EXERCISE OBJECTIVE
Extract the whole listing as it stands. Do not include the pictures.

LISTED RECORDS
....

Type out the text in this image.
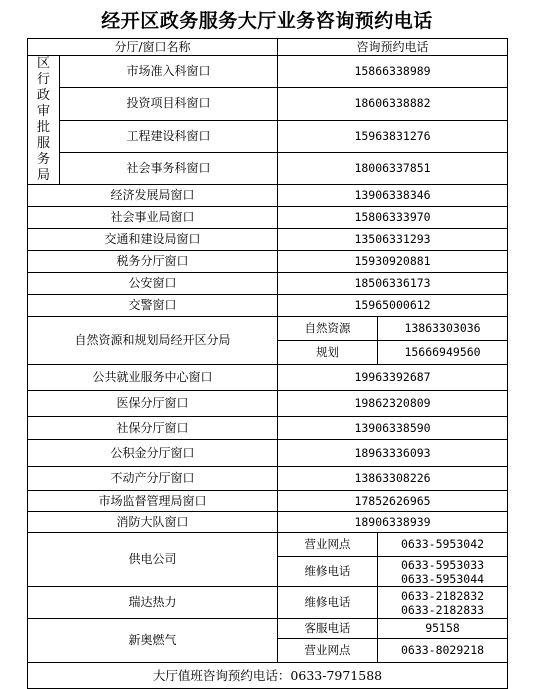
经开区政务服务大厅业务咨询预约电话
分厅/窗口名称		咨询预约电话	
区行政审批服务局	市场准入科窗口	15866338989	
	投资项目科窗口	18606338882	
	工程建设科窗口	15963831276	
	社会事务科窗口	18006337851	
经济发展局窗口		13906338346	
社会事业局窗口		15806333970	
交通和建设局窗口		13506331293	
税务分厅窗口		15930920881	
公安窗口		18506336173	
交警窗口		15965000612	
自然资源和规划局经开区分局		自然资源	13863303036
		规划	15666949560
公共就业服务中心窗口		19963392687	
医保分厅窗口		19862320809	
社保分厅窗口		13906338590	
公积金分厅窗口		18963336093	
不动产分厅窗口		13863308226	
市场监督管理局窗口		17852626965	
消防大队窗口		18906338939	
供电公司		营业网点	0633-5953042
		维修电话	0633-5953033
0633-5953044

瑞达热力		维修电话	0633-2182832
0633-2182833

新奥燃气		客服电话	95158
		营业网点	0633-8029218
大厅值班咨询预约电话：0633-7971588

....

TASK OUTPUT
Type out the text in this image.
经开区政务服务大厅业务咨询预约电话
分厅/窗口名称		咨询预约电话	
区行政审批服务局	市场准入科窗口	15866338989	
	投资项目科窗口	18606338882	
	工程建设科窗口	15963831276	
	社会事务科窗口	18006337851	
经济发展局窗口		13906338346	
社会事业局窗口		15806333970	
交通和建设局窗口		13506331293	
税务分厅窗口		15930920881	
公安窗口		18506336173	
交警窗口		15965000612	
自然资源和规划局经开区分局		自然资源	13863303036
		规划	15666949560
公共就业服务中心窗口		19963392687	
医保分厅窗口		19862320809	
社保分厅窗口		13906338590	
公积金分厅窗口		18963336093	
不动产分厅窗口		13863308226	
市场监督管理局窗口		17852626965	
消防大队窗口		18906338939	
供电公司		营业网点	0633-5953042
		维修电话	0633-5953033
0633-5953044

瑞达热力		维修电话	0633-2182832
0633-2182833

新奥燃气		客服电话	95158
		营业网点	0633-8029218
大厅值班咨询预约电话：0633-7971588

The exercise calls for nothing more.